» **MATERIAL FOR THIS EXERCISE**:
________________________

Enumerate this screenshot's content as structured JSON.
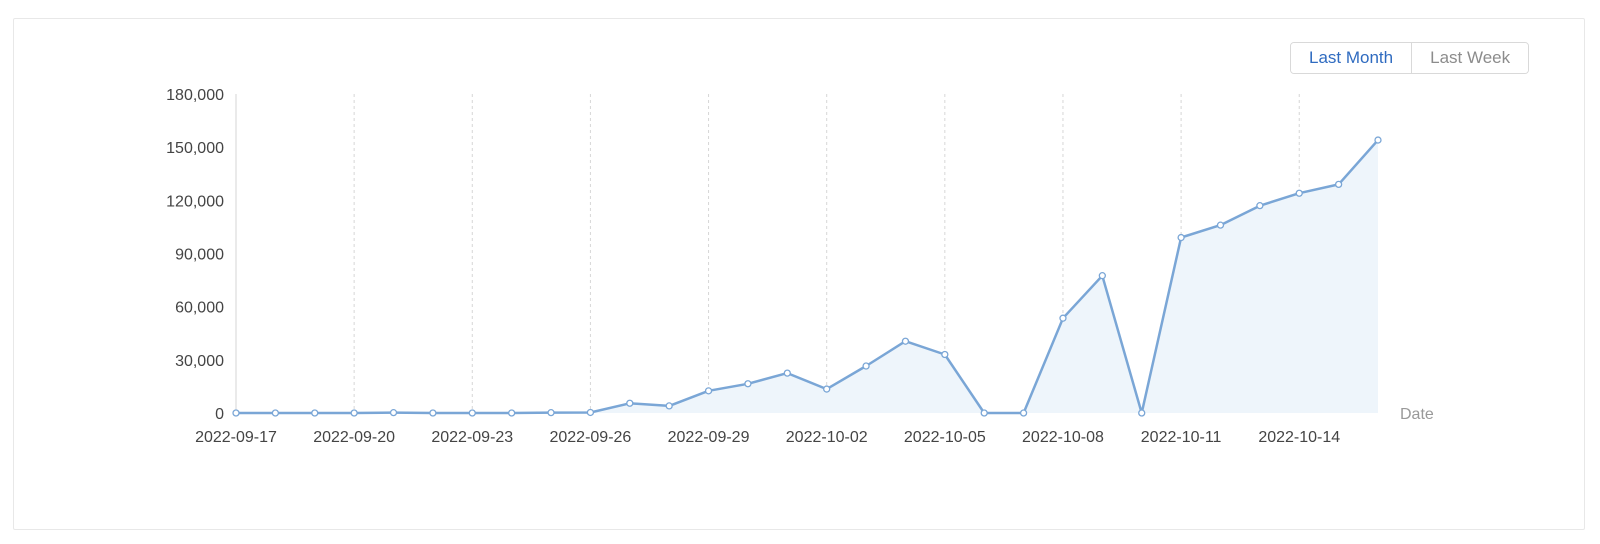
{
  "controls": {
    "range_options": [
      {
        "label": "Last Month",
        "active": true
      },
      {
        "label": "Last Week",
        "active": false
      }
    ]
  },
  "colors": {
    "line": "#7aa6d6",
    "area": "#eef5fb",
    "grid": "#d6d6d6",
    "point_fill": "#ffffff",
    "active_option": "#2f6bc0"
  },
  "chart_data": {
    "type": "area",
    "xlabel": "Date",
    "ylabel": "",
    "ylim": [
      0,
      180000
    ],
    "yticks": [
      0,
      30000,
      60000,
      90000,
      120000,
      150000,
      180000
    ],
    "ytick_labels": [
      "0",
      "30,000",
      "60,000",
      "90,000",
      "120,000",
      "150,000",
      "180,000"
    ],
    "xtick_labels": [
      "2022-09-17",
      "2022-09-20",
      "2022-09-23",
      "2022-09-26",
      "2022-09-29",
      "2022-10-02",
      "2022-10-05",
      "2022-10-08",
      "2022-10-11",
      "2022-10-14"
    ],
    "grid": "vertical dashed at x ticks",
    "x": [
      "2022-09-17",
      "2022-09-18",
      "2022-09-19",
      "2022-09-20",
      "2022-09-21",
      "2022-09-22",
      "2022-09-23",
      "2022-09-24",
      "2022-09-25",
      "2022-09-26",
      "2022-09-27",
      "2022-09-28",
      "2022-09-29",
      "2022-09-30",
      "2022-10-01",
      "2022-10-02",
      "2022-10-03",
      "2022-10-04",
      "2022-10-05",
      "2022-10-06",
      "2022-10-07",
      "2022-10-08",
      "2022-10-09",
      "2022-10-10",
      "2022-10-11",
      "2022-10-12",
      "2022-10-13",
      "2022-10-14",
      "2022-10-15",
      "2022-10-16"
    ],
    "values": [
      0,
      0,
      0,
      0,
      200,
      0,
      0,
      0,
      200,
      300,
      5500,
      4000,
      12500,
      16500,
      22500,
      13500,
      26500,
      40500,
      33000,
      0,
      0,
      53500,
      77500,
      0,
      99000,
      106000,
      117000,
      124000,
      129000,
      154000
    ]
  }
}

________________________

» **EXERCISE OBJECTIVE**: Leave the images out and output the remaining material exactly as it stands.

» **WRITTEN SOLUTION**:
Enumerate this screenshot's content as structured JSON.
{
  "controls": {
    "range_options": [
      {
        "label": "Last Month",
        "active": true
      },
      {
        "label": "Last Week",
        "active": false
      }
    ]
  },
  "colors": {
    "line": "#7aa6d6",
    "area": "#eef5fb",
    "grid": "#d6d6d6",
    "point_fill": "#ffffff",
    "active_option": "#2f6bc0"
  },
  "chart_data": {
    "type": "area",
    "xlabel": "Date",
    "ylabel": "",
    "ylim": [
      0,
      180000
    ],
    "yticks": [
      0,
      30000,
      60000,
      90000,
      120000,
      150000,
      180000
    ],
    "ytick_labels": [
      "0",
      "30,000",
      "60,000",
      "90,000",
      "120,000",
      "150,000",
      "180,000"
    ],
    "xtick_labels": [
      "2022-09-17",
      "2022-09-20",
      "2022-09-23",
      "2022-09-26",
      "2022-09-29",
      "2022-10-02",
      "2022-10-05",
      "2022-10-08",
      "2022-10-11",
      "2022-10-14"
    ],
    "grid": "vertical dashed at x ticks",
    "x": [
      "2022-09-17",
      "2022-09-18",
      "2022-09-19",
      "2022-09-20",
      "2022-09-21",
      "2022-09-22",
      "2022-09-23",
      "2022-09-24",
      "2022-09-25",
      "2022-09-26",
      "2022-09-27",
      "2022-09-28",
      "2022-09-29",
      "2022-09-30",
      "2022-10-01",
      "2022-10-02",
      "2022-10-03",
      "2022-10-04",
      "2022-10-05",
      "2022-10-06",
      "2022-10-07",
      "2022-10-08",
      "2022-10-09",
      "2022-10-10",
      "2022-10-11",
      "2022-10-12",
      "2022-10-13",
      "2022-10-14",
      "2022-10-15",
      "2022-10-16"
    ],
    "values": [
      0,
      0,
      0,
      0,
      200,
      0,
      0,
      0,
      200,
      300,
      5500,
      4000,
      12500,
      16500,
      22500,
      13500,
      26500,
      40500,
      33000,
      0,
      0,
      53500,
      77500,
      0,
      99000,
      106000,
      117000,
      124000,
      129000,
      154000
    ]
  }
}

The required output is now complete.